TASK STATEMENT – Repeat the material below exactly, line for line.

WORKING DATA –
****
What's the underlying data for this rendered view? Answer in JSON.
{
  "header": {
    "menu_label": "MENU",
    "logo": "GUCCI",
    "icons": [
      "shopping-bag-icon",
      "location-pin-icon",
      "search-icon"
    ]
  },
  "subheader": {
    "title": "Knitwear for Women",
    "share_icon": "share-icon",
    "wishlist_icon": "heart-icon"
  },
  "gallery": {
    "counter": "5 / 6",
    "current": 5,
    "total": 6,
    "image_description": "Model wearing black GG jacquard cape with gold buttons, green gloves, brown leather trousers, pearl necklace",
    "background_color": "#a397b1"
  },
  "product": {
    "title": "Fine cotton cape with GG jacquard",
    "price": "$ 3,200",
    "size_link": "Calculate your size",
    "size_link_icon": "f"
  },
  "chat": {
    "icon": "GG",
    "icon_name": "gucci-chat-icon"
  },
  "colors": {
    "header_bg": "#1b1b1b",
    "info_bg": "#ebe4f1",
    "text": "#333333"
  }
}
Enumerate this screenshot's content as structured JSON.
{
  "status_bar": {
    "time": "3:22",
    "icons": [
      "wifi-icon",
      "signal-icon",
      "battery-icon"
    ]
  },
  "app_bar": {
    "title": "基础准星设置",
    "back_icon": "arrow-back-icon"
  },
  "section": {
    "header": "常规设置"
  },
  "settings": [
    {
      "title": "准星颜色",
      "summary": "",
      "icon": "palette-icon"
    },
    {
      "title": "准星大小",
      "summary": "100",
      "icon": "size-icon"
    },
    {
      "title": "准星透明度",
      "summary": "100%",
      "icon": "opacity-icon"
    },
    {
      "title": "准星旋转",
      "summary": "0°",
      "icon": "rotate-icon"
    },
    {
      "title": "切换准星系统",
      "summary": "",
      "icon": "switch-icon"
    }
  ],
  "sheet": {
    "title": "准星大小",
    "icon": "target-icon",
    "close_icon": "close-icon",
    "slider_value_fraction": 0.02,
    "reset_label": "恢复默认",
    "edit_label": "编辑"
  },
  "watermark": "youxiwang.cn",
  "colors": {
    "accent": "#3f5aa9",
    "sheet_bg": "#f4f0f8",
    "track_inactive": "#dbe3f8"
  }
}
****
REPLY –
What's the underlying data for this rendered view? Answer in JSON.
{
  "header": {
    "menu_label": "MENU",
    "logo": "GUCCI",
    "icons": [
      "shopping-bag-icon",
      "location-pin-icon",
      "search-icon"
    ]
  },
  "subheader": {
    "title": "Knitwear for Women",
    "share_icon": "share-icon",
    "wishlist_icon": "heart-icon"
  },
  "gallery": {
    "counter": "5 / 6",
    "current": 5,
    "total": 6,
    "image_description": "Model wearing black GG jacquard cape with gold buttons, green gloves, brown leather trousers, pearl necklace",
    "background_color": "#a397b1"
  },
  "product": {
    "title": "Fine cotton cape with GG jacquard",
    "price": "$ 3,200",
    "size_link": "Calculate your size",
    "size_link_icon": "f"
  },
  "chat": {
    "icon": "GG",
    "icon_name": "gucci-chat-icon"
  },
  "colors": {
    "header_bg": "#1b1b1b",
    "info_bg": "#ebe4f1",
    "text": "#333333"
  }
}
Enumerate this screenshot's content as structured JSON.
{
  "status_bar": {
    "time": "3:22",
    "icons": [
      "wifi-icon",
      "signal-icon",
      "battery-icon"
    ]
  },
  "app_bar": {
    "title": "基础准星设置",
    "back_icon": "arrow-back-icon"
  },
  "section": {
    "header": "常规设置"
  },
  "settings": [
    {
      "title": "准星颜色",
      "summary": "",
      "icon": "palette-icon"
    },
    {
      "title": "准星大小",
      "summary": "100",
      "icon": "size-icon"
    },
    {
      "title": "准星透明度",
      "summary": "100%",
      "icon": "opacity-icon"
    },
    {
      "title": "准星旋转",
      "summary": "0°",
      "icon": "rotate-icon"
    },
    {
      "title": "切换准星系统",
      "summary": "",
      "icon": "switch-icon"
    }
  ],
  "sheet": {
    "title": "准星大小",
    "icon": "target-icon",
    "close_icon": "close-icon",
    "slider_value_fraction": 0.02,
    "reset_label": "恢复默认",
    "edit_label": "编辑"
  },
  "watermark": "youxiwang.cn",
  "colors": {
    "accent": "#3f5aa9",
    "sheet_bg": "#f4f0f8",
    "track_inactive": "#dbe3f8"
  }
}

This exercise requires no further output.